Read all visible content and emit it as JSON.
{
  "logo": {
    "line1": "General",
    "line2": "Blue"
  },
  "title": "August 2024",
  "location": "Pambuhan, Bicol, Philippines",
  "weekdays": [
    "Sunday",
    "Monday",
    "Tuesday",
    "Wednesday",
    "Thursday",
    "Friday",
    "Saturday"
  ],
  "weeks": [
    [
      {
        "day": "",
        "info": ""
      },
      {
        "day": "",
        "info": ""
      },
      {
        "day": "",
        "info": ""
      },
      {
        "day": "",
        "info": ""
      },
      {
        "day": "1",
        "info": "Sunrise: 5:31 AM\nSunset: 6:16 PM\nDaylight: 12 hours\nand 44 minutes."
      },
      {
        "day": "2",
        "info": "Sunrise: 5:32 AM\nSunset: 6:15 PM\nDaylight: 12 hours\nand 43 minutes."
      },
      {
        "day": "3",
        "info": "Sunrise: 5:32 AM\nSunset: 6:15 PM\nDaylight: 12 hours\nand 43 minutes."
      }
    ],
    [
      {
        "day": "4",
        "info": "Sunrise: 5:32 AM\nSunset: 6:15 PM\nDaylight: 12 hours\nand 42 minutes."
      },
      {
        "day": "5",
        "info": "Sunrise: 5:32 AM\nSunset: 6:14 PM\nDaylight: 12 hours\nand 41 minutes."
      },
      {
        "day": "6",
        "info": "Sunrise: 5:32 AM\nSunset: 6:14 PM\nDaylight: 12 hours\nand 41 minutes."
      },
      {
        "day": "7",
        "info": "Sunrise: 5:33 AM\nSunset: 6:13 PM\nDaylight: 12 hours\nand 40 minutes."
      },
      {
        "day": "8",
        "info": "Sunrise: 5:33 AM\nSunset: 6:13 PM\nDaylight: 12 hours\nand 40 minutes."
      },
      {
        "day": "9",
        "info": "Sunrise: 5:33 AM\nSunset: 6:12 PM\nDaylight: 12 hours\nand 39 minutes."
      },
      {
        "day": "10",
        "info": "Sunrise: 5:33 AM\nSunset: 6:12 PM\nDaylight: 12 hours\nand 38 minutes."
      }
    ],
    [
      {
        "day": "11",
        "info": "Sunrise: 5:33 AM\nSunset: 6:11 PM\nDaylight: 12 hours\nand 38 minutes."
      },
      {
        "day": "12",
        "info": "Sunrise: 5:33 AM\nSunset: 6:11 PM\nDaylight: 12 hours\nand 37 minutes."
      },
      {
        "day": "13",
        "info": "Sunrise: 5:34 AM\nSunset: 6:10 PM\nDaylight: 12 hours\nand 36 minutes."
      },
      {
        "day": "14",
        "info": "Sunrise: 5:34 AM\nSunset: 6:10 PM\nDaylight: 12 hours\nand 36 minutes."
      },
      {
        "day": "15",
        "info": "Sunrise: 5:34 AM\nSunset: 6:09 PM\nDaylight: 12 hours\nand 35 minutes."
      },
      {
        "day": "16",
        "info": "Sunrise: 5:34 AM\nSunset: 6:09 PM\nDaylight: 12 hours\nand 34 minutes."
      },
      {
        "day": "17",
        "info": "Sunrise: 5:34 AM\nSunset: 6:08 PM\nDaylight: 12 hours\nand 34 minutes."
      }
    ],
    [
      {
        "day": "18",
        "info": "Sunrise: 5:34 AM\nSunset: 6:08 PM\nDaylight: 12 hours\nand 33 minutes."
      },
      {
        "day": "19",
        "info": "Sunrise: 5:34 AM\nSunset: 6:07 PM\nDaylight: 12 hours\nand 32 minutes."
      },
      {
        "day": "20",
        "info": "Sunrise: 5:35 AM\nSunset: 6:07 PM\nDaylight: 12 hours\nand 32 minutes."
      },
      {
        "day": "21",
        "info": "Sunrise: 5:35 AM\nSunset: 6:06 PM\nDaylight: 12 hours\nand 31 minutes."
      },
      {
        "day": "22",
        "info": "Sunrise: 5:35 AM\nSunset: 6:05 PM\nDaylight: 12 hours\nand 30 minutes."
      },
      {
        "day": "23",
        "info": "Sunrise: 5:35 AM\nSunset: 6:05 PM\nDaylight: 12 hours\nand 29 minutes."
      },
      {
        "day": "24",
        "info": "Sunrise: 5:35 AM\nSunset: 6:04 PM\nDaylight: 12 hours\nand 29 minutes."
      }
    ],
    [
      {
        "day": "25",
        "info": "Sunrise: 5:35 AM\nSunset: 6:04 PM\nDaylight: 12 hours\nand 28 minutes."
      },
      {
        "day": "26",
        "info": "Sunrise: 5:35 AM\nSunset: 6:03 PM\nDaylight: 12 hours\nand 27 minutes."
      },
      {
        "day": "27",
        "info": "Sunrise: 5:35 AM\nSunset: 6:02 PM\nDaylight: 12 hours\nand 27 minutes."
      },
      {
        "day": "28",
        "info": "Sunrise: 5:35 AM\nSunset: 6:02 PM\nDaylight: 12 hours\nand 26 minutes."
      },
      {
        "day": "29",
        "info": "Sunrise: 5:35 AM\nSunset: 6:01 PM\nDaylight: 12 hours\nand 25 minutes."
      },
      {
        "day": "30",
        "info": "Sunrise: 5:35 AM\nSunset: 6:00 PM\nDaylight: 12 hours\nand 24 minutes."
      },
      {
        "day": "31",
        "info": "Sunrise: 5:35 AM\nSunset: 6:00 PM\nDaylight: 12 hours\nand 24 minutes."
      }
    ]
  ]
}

══════════════════════════════

Exercise task: Please output every record, keeping each line exact.

Completed exercise:
Read all visible content and emit it as JSON.
{
  "logo": {
    "line1": "General",
    "line2": "Blue"
  },
  "title": "August 2024",
  "location": "Pambuhan, Bicol, Philippines",
  "weekdays": [
    "Sunday",
    "Monday",
    "Tuesday",
    "Wednesday",
    "Thursday",
    "Friday",
    "Saturday"
  ],
  "weeks": [
    [
      {
        "day": "",
        "info": ""
      },
      {
        "day": "",
        "info": ""
      },
      {
        "day": "",
        "info": ""
      },
      {
        "day": "",
        "info": ""
      },
      {
        "day": "1",
        "info": "Sunrise: 5:31 AM\nSunset: 6:16 PM\nDaylight: 12 hours\nand 44 minutes."
      },
      {
        "day": "2",
        "info": "Sunrise: 5:32 AM\nSunset: 6:15 PM\nDaylight: 12 hours\nand 43 minutes."
      },
      {
        "day": "3",
        "info": "Sunrise: 5:32 AM\nSunset: 6:15 PM\nDaylight: 12 hours\nand 43 minutes."
      }
    ],
    [
      {
        "day": "4",
        "info": "Sunrise: 5:32 AM\nSunset: 6:15 PM\nDaylight: 12 hours\nand 42 minutes."
      },
      {
        "day": "5",
        "info": "Sunrise: 5:32 AM\nSunset: 6:14 PM\nDaylight: 12 hours\nand 41 minutes."
      },
      {
        "day": "6",
        "info": "Sunrise: 5:32 AM\nSunset: 6:14 PM\nDaylight: 12 hours\nand 41 minutes."
      },
      {
        "day": "7",
        "info": "Sunrise: 5:33 AM\nSunset: 6:13 PM\nDaylight: 12 hours\nand 40 minutes."
      },
      {
        "day": "8",
        "info": "Sunrise: 5:33 AM\nSunset: 6:13 PM\nDaylight: 12 hours\nand 40 minutes."
      },
      {
        "day": "9",
        "info": "Sunrise: 5:33 AM\nSunset: 6:12 PM\nDaylight: 12 hours\nand 39 minutes."
      },
      {
        "day": "10",
        "info": "Sunrise: 5:33 AM\nSunset: 6:12 PM\nDaylight: 12 hours\nand 38 minutes."
      }
    ],
    [
      {
        "day": "11",
        "info": "Sunrise: 5:33 AM\nSunset: 6:11 PM\nDaylight: 12 hours\nand 38 minutes."
      },
      {
        "day": "12",
        "info": "Sunrise: 5:33 AM\nSunset: 6:11 PM\nDaylight: 12 hours\nand 37 minutes."
      },
      {
        "day": "13",
        "info": "Sunrise: 5:34 AM\nSunset: 6:10 PM\nDaylight: 12 hours\nand 36 minutes."
      },
      {
        "day": "14",
        "info": "Sunrise: 5:34 AM\nSunset: 6:10 PM\nDaylight: 12 hours\nand 36 minutes."
      },
      {
        "day": "15",
        "info": "Sunrise: 5:34 AM\nSunset: 6:09 PM\nDaylight: 12 hours\nand 35 minutes."
      },
      {
        "day": "16",
        "info": "Sunrise: 5:34 AM\nSunset: 6:09 PM\nDaylight: 12 hours\nand 34 minutes."
      },
      {
        "day": "17",
        "info": "Sunrise: 5:34 AM\nSunset: 6:08 PM\nDaylight: 12 hours\nand 34 minutes."
      }
    ],
    [
      {
        "day": "18",
        "info": "Sunrise: 5:34 AM\nSunset: 6:08 PM\nDaylight: 12 hours\nand 33 minutes."
      },
      {
        "day": "19",
        "info": "Sunrise: 5:34 AM\nSunset: 6:07 PM\nDaylight: 12 hours\nand 32 minutes."
      },
      {
        "day": "20",
        "info": "Sunrise: 5:35 AM\nSunset: 6:07 PM\nDaylight: 12 hours\nand 32 minutes."
      },
      {
        "day": "21",
        "info": "Sunrise: 5:35 AM\nSunset: 6:06 PM\nDaylight: 12 hours\nand 31 minutes."
      },
      {
        "day": "22",
        "info": "Sunrise: 5:35 AM\nSunset: 6:05 PM\nDaylight: 12 hours\nand 30 minutes."
      },
      {
        "day": "23",
        "info": "Sunrise: 5:35 AM\nSunset: 6:05 PM\nDaylight: 12 hours\nand 29 minutes."
      },
      {
        "day": "24",
        "info": "Sunrise: 5:35 AM\nSunset: 6:04 PM\nDaylight: 12 hours\nand 29 minutes."
      }
    ],
    [
      {
        "day": "25",
        "info": "Sunrise: 5:35 AM\nSunset: 6:04 PM\nDaylight: 12 hours\nand 28 minutes."
      },
      {
        "day": "26",
        "info": "Sunrise: 5:35 AM\nSunset: 6:03 PM\nDaylight: 12 hours\nand 27 minutes."
      },
      {
        "day": "27",
        "info": "Sunrise: 5:35 AM\nSunset: 6:02 PM\nDaylight: 12 hours\nand 27 minutes."
      },
      {
        "day": "28",
        "info": "Sunrise: 5:35 AM\nSunset: 6:02 PM\nDaylight: 12 hours\nand 26 minutes."
      },
      {
        "day": "29",
        "info": "Sunrise: 5:35 AM\nSunset: 6:01 PM\nDaylight: 12 hours\nand 25 minutes."
      },
      {
        "day": "30",
        "info": "Sunrise: 5:35 AM\nSunset: 6:00 PM\nDaylight: 12 hours\nand 24 minutes."
      },
      {
        "day": "31",
        "info": "Sunrise: 5:35 AM\nSunset: 6:00 PM\nDaylight: 12 hours\nand 24 minutes."
      }
    ]
  ]
}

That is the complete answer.